── Extracted records ──
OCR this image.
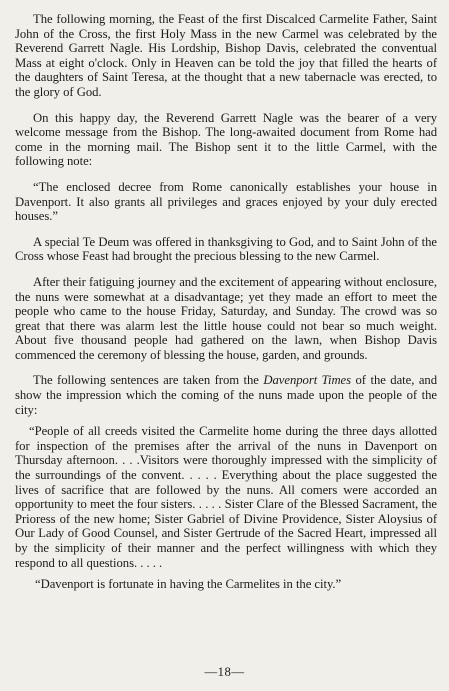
The following morning, the Feast of the first Discalced Carmelite Father, Saint John of the Cross, the first Holy Mass in the new Carmel was celebrated by the Reverend Garrett Nagle. His Lordship, Bishop Davis, celebrated the conventual Mass at eight o'clock. Only in Heaven can be told the joy that filled the hearts of the daughters of Saint Teresa, at the thought that a new tabernacle was erected, to the glory of God.

On this happy day, the Reverend Garrett Nagle was the bearer of a very welcome message from the Bishop. The long-awaited document from Rome had come in the morning mail. The Bishop sent it to the little Carmel, with the following note:

“The enclosed decree from Rome canonically establishes your house in Davenport. It also grants all privileges and graces enjoyed by your duly erected houses.”

A special Te Deum was offered in thanksgiving to God, and to Saint John of the Cross whose Feast had brought the precious blessing to the new Carmel.

After their fatiguing journey and the excitement of appearing without enclosure, the nuns were somewhat at a disadvantage; yet they made an effort to meet the people who came to the house Friday, Saturday, and Sunday. The crowd was so great that there was alarm lest the little house could not bear so much weight. About five thousand people had gathered on the lawn, when Bishop Davis commenced the ceremony of blessing the house, garden, and grounds.

The following sentences are taken from the Davenport Times of the date, and show the impression which the coming of the nuns made upon the people of the city:

“People of all creeds visited the Carmelite home during the three days allotted for inspection of the premises after the arrival of the nuns in Davenport on Thursday afternoon. . . .Visitors were thoroughly impressed with the simplicity of the surroundings of the convent. . . . . Everything about the place suggested the lives of sacrifice that are followed by the nuns. All comers were accorded an opportunity to meet the four sisters. . . . . Sister Clare of the Blessed Sacrament, the Prioress of the new home; Sister Gabriel of Divine Providence, Sister Aloysius of Our Lady of Good Counsel, and Sister Gertrude of the Sacred Heart, impressed all by the simplicity of their manner and the perfect willingness with which they respond to all questions. . . . .

“Davenport is fortunate in having the Carmelites in the city.”

—18—
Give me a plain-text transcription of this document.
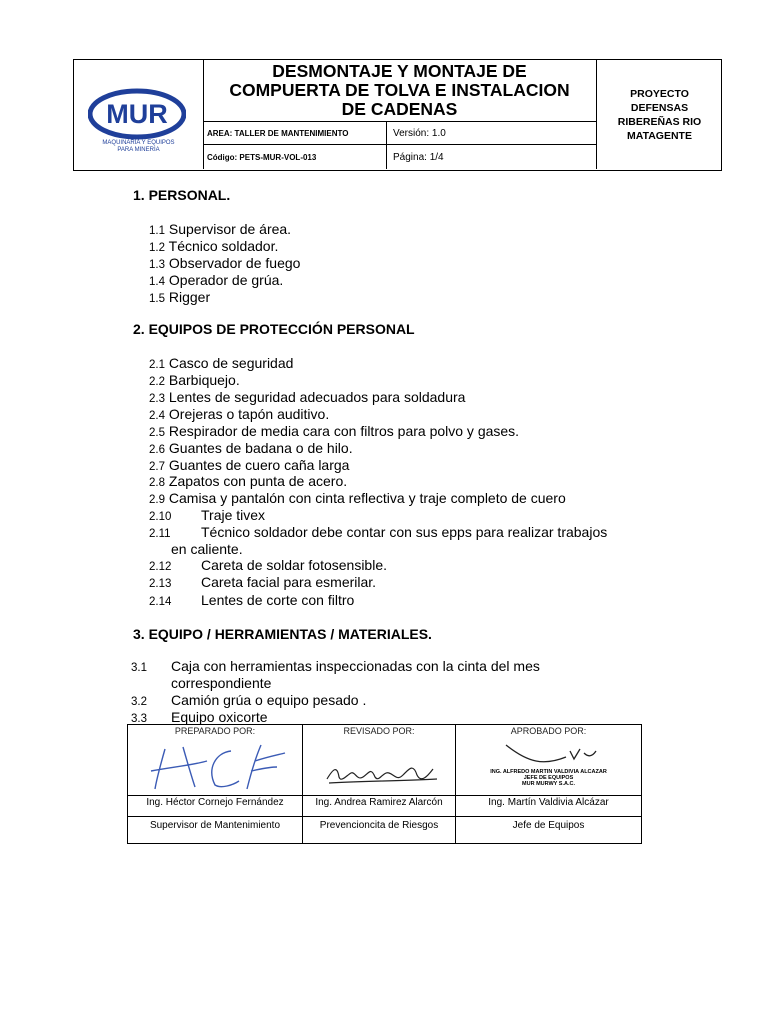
MUR
MAQUINARIA Y EQUIPOS
PARA MINERIA
DESMONTAJE Y MONTAJE DE
COMPUERTA DE TOLVA E INSTALACION
DE CADENAS
AREA: TALLER DE MANTENIMIENTO	Versión: 1.0
Código: PETS-MUR-VOL-013	Página: 1/4
PROYECTO
DEFENSAS
RIBEREÑAS RIO
MATAGENTE
1. PERSONAL.
1.1 Supervisor de área.
1.2 Técnico soldador.
1.3 Observador de fuego
1.4 Operador de grúa.
1.5 Rigger
2. EQUIPOS DE PROTECCIÓN PERSONAL
2.1 Casco de seguridad
2.2 Barbiquejo.
2.3 Lentes de seguridad adecuados para soldadura
2.4 Orejeras o tapón auditivo.
2.5 Respirador de media cara con filtros para polvo y gases.
2.6 Guantes de badana o de hilo.
2.7 Guantes de cuero caña larga
2.8 Zapatos con punta de acero.
2.9 Camisa y pantalón con cinta reflectiva y traje completo de cuero
2.10 Traje tivex
2.11 Técnico soldador debe contar con sus epps para realizar trabajos
en caliente.
2.12 Careta de soldar fotosensible.
2.13 Careta facial para esmerilar.
2.14 Lentes de corte con filtro
3. EQUIPO / HERRAMIENTAS / MATERIALES.
3.1 Caja con herramientas inspeccionadas con la cinta del mes
correspondiente
3.2 Camión grúa o equipo pesado .
3.3 Equipo oxicorte
PREPARADO POR:
Ing. Héctor Cornejo Fernández
Supervisor de Mantenimiento
REVISADO POR:
Ing. Andrea Ramirez Alarcón
Prevencioncita de Riesgos
APROBADO POR:
ING. ALFREDO MARTIN VALDIVIA ALCAZAR
JEFE DE EQUIPOS
MUR MURWY S.A.C.
Ing. Martín Valdivia Alcázar
Jefe de Equipos
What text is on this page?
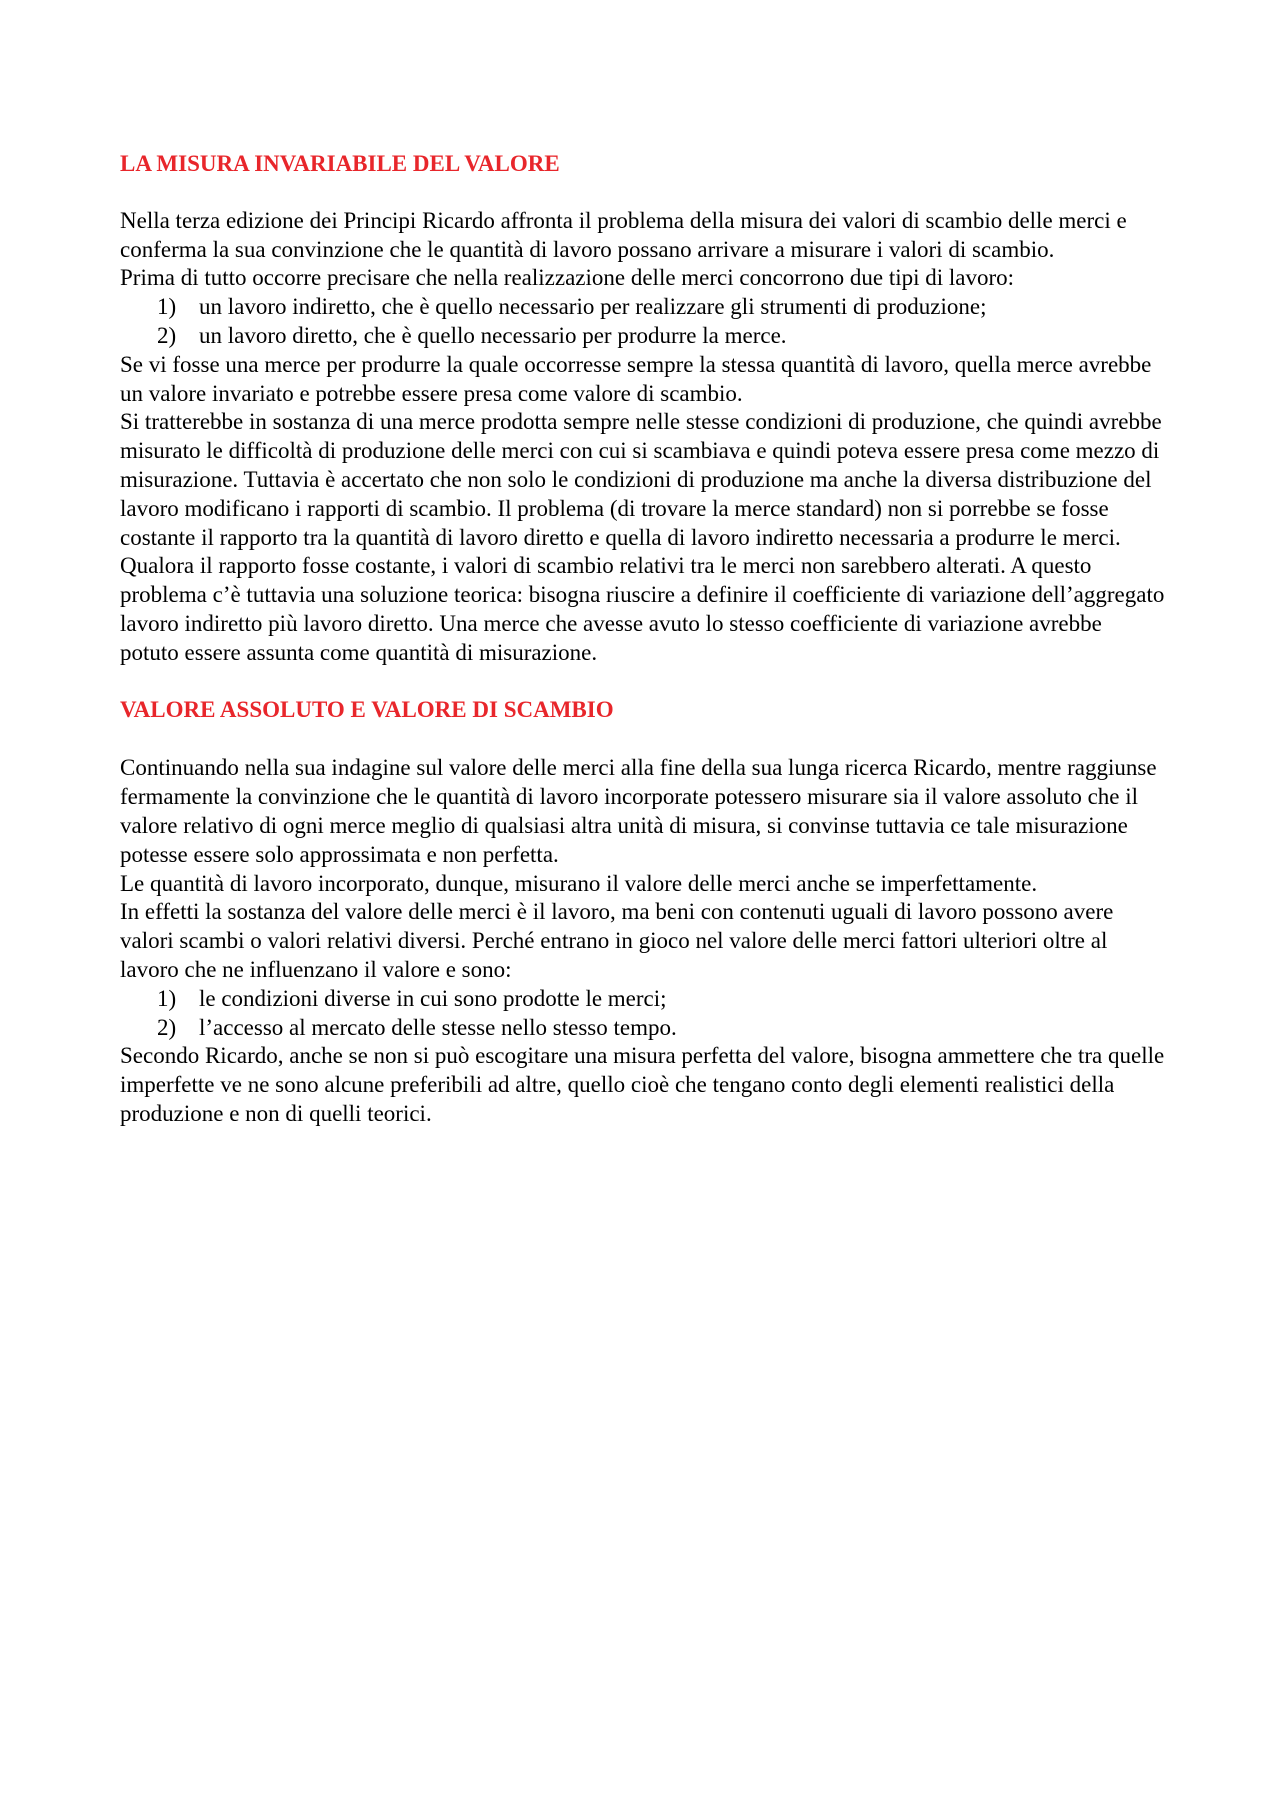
LA MISURA INVARIABILE DEL VALORE

Nella terza edizione dei Principi Ricardo affronta il problema della misura dei valori di scambio delle merci e conferma la sua convinzione che le quantità di lavoro possano arrivare a misurare i valori di scambio.

Prima di tutto occorre precisare che nella realizzazione delle merci concorrono due tipi di lavoro:

1) un lavoro indiretto, che è quello necessario per realizzare gli strumenti di produzione;
2) un lavoro diretto, che è quello necessario per produrre la merce.

Se vi fosse una merce per produrre la quale occorresse sempre la stessa quantità di lavoro, quella merce avrebbe un valore invariato e potrebbe essere presa come valore di scambio.

Si tratterebbe in sostanza di una merce prodotta sempre nelle stesse condizioni di produzione, che quindi avrebbe misurato le difficoltà di produzione delle merci con cui si scambiava e quindi poteva essere presa come mezzo di misurazione. Tuttavia è accertato che non solo le condizioni di produzione ma anche la diversa distribuzione del lavoro modificano i rapporti di scambio. Il problema (di trovare la merce standard) non si porrebbe se fosse costante il rapporto tra la quantità di lavoro diretto e quella di lavoro indiretto necessaria a produrre le merci. Qualora il rapporto fosse costante, i valori di scambio relativi tra le merci non sarebbero alterati. A questo problema c’è tuttavia una soluzione teorica: bisogna riuscire a definire il coefficiente di variazione dell’aggregato lavoro indiretto più lavoro diretto. Una merce che avesse avuto lo stesso coefficiente di variazione avrebbe potuto essere assunta come quantità di misurazione.

VALORE ASSOLUTO E VALORE DI SCAMBIO

Continuando nella sua indagine sul valore delle merci alla fine della sua lunga ricerca Ricardo, mentre raggiunse fermamente la convinzione che le quantità di lavoro incorporate potessero misurare sia il valore assoluto che il valore relativo di ogni merce meglio di qualsiasi altra unità di misura, si convinse tuttavia ce tale misurazione potesse essere solo approssimata e non perfetta.

Le quantità di lavoro incorporato, dunque, misurano il valore delle merci anche se imperfettamente.

In effetti la sostanza del valore delle merci è il lavoro, ma beni con contenuti uguali di lavoro possono avere valori scambi o valori relativi diversi. Perché entrano in gioco nel valore delle merci fattori ulteriori oltre al lavoro che ne influenzano il valore e sono:

1) le condizioni diverse in cui sono prodotte le merci;
2) l’accesso al mercato delle stesse nello stesso tempo.

Secondo Ricardo, anche se non si può escogitare una misura perfetta del valore, bisogna ammettere che tra quelle imperfette ve ne sono alcune preferibili ad altre, quello cioè che tengano conto degli elementi realistici della produzione e non di quelli teorici.
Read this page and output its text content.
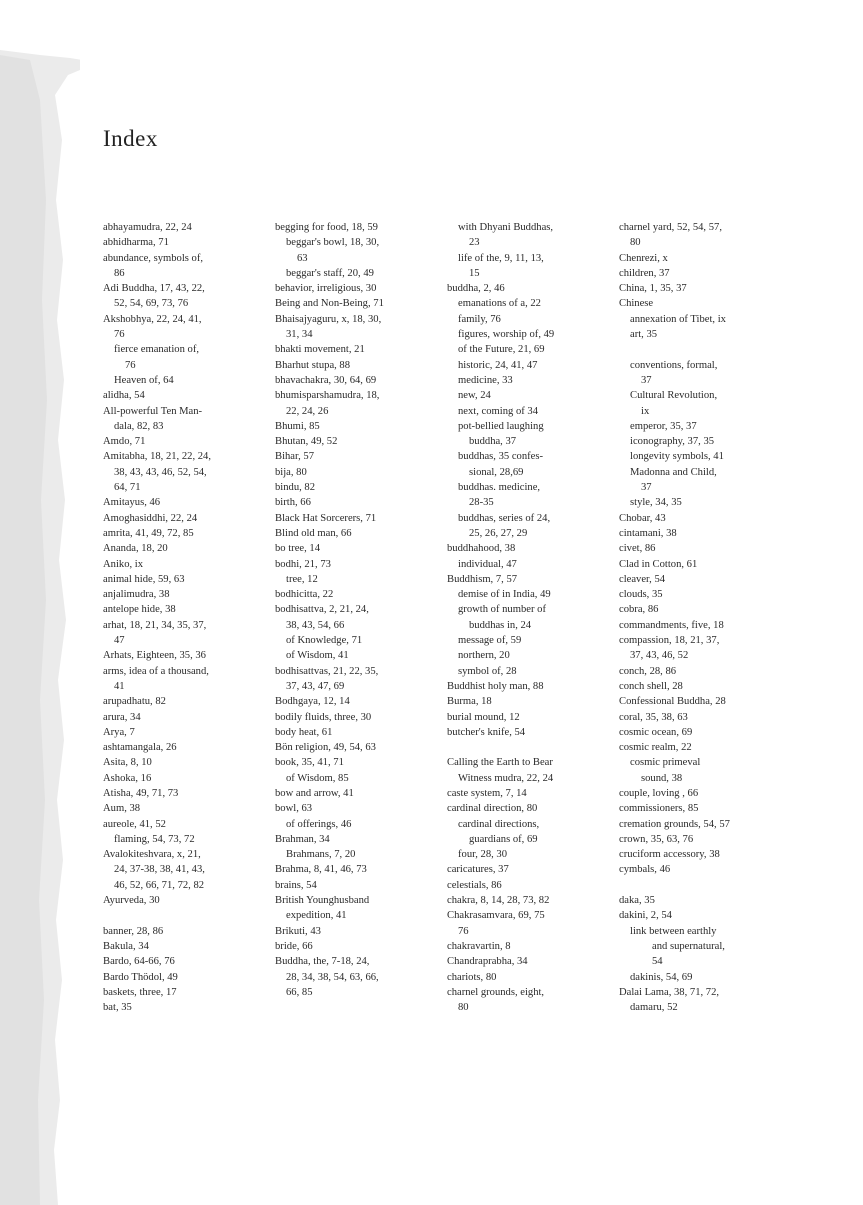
Index
abhayamudra, 22, 24
abhidharma, 71
abundance, symbols of,
86
Adi Buddha, 17, 43, 22,
52, 54, 69, 73, 76
Akshobhya, 22, 24, 41,
76
fierce emanation of,
76
Heaven of, 64
alidha, 54
All-powerful Ten Man-
dala, 82, 83
Amdo, 71
Amitabha, 18, 21, 22, 24,
38, 43, 43, 46, 52, 54,
64, 71
Amitayus, 46
Amoghasiddhi, 22, 24
amrita, 41, 49, 72, 85
Ananda, 18, 20
Aniko, ix
animal hide, 59, 63
anjalimudra, 38
antelope hide, 38
arhat, 18, 21, 34, 35, 37,
47
Arhats, Eighteen, 35, 36
arms, idea of a thousand,
41
arupadhatu, 82
arura, 34
Arya, 7
ashtamangala, 26
Asita, 8, 10
Ashoka, 16
Atisha, 49, 71, 73
Aum, 38
aureole, 41, 52
flaming, 54, 73, 72
Avalokiteshvara, x, 21,
24, 37-38, 38, 41, 43,
46, 52, 66, 71, 72, 82
Ayurveda, 30
banner, 28, 86
Bakula, 34
Bardo, 64-66, 76
Bardo Thödol, 49
baskets, three, 17
bat, 35
begging for food, 18, 59
beggar's bowl, 18, 30,
63
beggar's staff, 20, 49
behavior, irreligious, 30
Being and Non-Being, 71
Bhaisajyaguru, x, 18, 30,
31, 34
bhakti movement, 21
Bharhut stupa, 88
bhavachakra, 30, 64, 69
bhumisparshamudra, 18,
22, 24, 26
Bhumi, 85
Bhutan, 49, 52
Bihar, 57
bija, 80
bindu, 82
birth, 66
Black Hat Sorcerers, 71
Blind old man, 66
bo tree, 14
bodhi, 21, 73
tree, 12
bodhicitta, 22
bodhisattva, 2, 21, 24,
38, 43, 54, 66
of Knowledge, 71
of Wisdom, 41
bodhisattvas, 21, 22, 35,
37, 43, 47, 69
Bodhgaya, 12, 14
bodily fluids, three, 30
body heat, 61
Bön religion, 49, 54, 63
book, 35, 41, 71
of Wisdom, 85
bow and arrow, 41
bowl, 63
of offerings, 46
Brahman, 34
Brahmans, 7, 20
Brahma, 8, 41, 46, 73
brains, 54
British Younghusband
expedition, 41
Brikuti, 43
bride, 66
Buddha, the, 7-18, 24,
28, 34, 38, 54, 63, 66,
66, 85
with Dhyani Buddhas,
23
life of the, 9, 11, 13,
15
buddha, 2, 46
emanations of a, 22
family, 76
figures, worship of, 49
of the Future, 21, 69
historic, 24, 41, 47
medicine, 33
new, 24
next, coming of 34
pot-bellied laughing
buddha, 37
buddhas, 35 confes-
sional, 28,69
buddhas. medicine,
28-35
buddhas, series of 24,
25, 26, 27, 29
buddhahood, 38
individual, 47
Buddhism, 7, 57
demise of in India, 49
growth of number of
buddhas in, 24
message of, 59
northern, 20
symbol of, 28
Buddhist holy man, 88
Burma, 18
burial mound, 12
butcher's knife, 54
Calling the Earth to Bear
Witness mudra, 22, 24
caste system, 7, 14
cardinal direction, 80
cardinal directions,
guardians of, 69
four, 28, 30
caricatures, 37
celestials, 86
chakra, 8, 14, 28, 73, 82
Chakrasamvara, 69, 75
76
chakravartin, 8
Chandraprabha, 34
chariots, 80
charnel grounds, eight,
80
charnel yard, 52, 54, 57,
80
Chenrezi, x
children, 37
China, 1, 35, 37
Chinese
annexation of Tibet, ix
art, 35
conventions, formal,
37
Cultural Revolution,
ix
emperor, 35, 37
iconography, 37, 35
longevity symbols, 41
Madonna and Child,
37
style, 34, 35
Chobar, 43
cintamani, 38
civet, 86
Clad in Cotton, 61
cleaver, 54
clouds, 35
cobra, 86
commandments, five, 18
compassion, 18, 21, 37,
37, 43, 46, 52
conch, 28, 86
conch shell, 28
Confessional Buddha, 28
coral, 35, 38, 63
cosmic ocean, 69
cosmic realm, 22
cosmic primeval
sound, 38
couple, loving , 66
commissioners, 85
cremation grounds, 54, 57
crown, 35, 63, 76
cruciform accessory, 38
cymbals, 46
daka, 35
dakini, 2, 54
link between earthly
and supernatural,
54
dakinis, 54, 69
Dalai Lama, 38, 71, 72,
damaru, 52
───
● **What the exercise asks**
Scan the records for the string "relativi". Copy each line in which it appears.

● **Completed task**
Si tratterebbe in sostanza di una merce prodotta sempre nelle stesse condizioni di produzione, che quindi avrebbe misurato le difficoltà di produzione delle merci con cui si scambiava e quindi poteva essere presa come mezzo di misurazione. Tuttavia è accertato che non solo le condizioni di produzione ma anche la diversa distribuzione del lavoro modificano i rapporti di scambio. Il problema (di trovare la merce standard) non si porrebbe se fosse costante il rapporto tra la quantità di lavoro diretto e quella di lavoro indiretto necessaria a produrre le merci. Qualora il rapporto fosse costante, i valori di scambio relativi tra le merci non sarebbero alterati. A questo problema c’è tuttavia una soluzione teorica: bisogna riuscire a definire il coefficiente di variazione dell’aggregato lavoro indiretto più lavoro diretto. Una merce che avesse avuto lo stesso coefficiente di variazione avrebbe potuto essere assunta come quantità di misurazione.
In effetti la sostanza del valore delle merci è il lavoro, ma beni con contenuti uguali di lavoro possono avere valori scambi o valori relativi diversi. Perché entrano in gioco nel valore delle merci fattori ulteriori oltre al lavoro che ne influenzano il valore e sono:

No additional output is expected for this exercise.